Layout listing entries
--------------------

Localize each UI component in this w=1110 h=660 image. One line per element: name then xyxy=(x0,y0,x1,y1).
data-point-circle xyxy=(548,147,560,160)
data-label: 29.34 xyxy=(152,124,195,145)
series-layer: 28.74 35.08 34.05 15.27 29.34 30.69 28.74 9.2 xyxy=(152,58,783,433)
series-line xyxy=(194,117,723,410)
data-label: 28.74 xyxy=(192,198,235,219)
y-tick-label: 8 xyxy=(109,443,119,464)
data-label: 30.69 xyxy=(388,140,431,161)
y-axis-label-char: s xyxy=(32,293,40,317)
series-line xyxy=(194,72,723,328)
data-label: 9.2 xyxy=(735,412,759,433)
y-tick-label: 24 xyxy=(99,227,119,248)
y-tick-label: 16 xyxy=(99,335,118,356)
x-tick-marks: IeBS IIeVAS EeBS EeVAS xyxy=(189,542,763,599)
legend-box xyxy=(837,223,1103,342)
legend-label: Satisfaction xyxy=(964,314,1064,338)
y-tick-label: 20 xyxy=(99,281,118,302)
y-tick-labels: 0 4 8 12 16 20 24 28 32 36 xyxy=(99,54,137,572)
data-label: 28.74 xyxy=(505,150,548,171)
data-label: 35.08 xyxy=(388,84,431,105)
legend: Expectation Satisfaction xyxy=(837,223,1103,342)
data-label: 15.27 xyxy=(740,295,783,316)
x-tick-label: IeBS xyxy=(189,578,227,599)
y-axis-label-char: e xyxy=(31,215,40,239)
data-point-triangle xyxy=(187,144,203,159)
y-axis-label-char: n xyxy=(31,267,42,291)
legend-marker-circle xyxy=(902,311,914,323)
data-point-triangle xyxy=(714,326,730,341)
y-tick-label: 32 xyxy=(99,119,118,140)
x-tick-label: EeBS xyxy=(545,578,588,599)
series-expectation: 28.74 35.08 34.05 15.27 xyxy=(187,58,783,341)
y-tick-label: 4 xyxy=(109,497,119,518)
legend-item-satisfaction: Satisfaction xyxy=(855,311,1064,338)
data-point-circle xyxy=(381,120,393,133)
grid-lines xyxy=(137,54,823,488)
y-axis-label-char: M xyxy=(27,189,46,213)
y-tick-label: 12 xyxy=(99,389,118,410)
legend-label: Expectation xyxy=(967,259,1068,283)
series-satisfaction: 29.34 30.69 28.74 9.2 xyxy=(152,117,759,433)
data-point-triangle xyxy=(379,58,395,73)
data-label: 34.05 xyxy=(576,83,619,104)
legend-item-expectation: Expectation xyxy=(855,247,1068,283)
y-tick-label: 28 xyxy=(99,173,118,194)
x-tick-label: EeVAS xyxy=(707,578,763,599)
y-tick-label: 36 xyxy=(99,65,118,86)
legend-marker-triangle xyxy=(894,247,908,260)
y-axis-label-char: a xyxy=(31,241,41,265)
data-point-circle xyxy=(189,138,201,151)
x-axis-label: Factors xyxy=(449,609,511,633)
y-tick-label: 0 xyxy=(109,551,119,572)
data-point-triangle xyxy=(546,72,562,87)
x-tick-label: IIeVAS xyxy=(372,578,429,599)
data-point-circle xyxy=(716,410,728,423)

--------------------

EXERCISE PROMPT
Pick out every line of the listing above that contains the string "triangle", treating uppercase and lowercase as distinct, and copy each one.

TASK OUTPUT
data-point-triangle xyxy=(187,144,203,159)
data-point-triangle xyxy=(714,326,730,341)
data-point-triangle xyxy=(379,58,395,73)
legend-marker-triangle xyxy=(894,247,908,260)
data-point-triangle xyxy=(546,72,562,87)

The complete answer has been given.